═════ Data shown

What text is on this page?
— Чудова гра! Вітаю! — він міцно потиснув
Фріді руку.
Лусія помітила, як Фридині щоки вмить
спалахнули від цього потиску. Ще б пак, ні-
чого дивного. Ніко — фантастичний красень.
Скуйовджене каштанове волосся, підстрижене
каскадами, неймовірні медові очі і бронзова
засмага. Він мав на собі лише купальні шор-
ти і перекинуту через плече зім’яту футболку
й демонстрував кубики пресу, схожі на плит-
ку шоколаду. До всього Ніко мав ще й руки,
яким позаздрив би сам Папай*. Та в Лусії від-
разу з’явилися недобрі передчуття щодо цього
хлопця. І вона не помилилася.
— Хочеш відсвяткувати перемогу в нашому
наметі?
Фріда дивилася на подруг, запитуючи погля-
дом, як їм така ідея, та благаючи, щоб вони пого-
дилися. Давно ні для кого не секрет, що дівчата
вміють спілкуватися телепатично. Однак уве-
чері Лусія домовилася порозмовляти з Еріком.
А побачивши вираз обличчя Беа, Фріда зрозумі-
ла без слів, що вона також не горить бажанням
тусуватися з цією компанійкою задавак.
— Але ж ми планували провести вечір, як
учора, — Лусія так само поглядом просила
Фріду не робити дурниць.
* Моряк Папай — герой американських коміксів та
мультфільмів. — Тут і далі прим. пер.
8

══════════
═════ Data shown

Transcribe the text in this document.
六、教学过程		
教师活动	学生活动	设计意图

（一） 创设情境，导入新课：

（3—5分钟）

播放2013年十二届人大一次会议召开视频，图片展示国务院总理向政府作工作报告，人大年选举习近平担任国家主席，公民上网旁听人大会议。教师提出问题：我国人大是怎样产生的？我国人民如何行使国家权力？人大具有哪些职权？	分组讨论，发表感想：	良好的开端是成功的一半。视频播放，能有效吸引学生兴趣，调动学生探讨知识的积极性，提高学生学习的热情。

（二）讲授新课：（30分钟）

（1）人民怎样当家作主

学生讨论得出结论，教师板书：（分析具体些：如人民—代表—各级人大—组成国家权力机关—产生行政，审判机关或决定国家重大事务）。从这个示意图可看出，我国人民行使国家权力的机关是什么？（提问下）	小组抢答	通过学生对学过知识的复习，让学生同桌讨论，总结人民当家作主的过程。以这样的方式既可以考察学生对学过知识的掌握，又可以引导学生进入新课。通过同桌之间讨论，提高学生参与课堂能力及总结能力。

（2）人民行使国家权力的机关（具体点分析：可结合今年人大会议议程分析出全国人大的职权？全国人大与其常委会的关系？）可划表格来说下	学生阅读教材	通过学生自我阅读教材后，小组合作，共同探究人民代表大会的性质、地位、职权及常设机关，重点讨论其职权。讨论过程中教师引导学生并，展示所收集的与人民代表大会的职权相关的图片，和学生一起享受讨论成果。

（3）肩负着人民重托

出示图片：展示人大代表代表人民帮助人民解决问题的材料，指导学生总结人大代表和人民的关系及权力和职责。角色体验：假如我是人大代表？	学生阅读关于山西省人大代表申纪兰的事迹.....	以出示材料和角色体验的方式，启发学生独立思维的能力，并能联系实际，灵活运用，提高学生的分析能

══════════

= Brief =
Pull out every line of the entries that includes the word "вона".

= Full response =
хлопця. І вона не помилилася.
ла без слів, що вона також не горить бажанням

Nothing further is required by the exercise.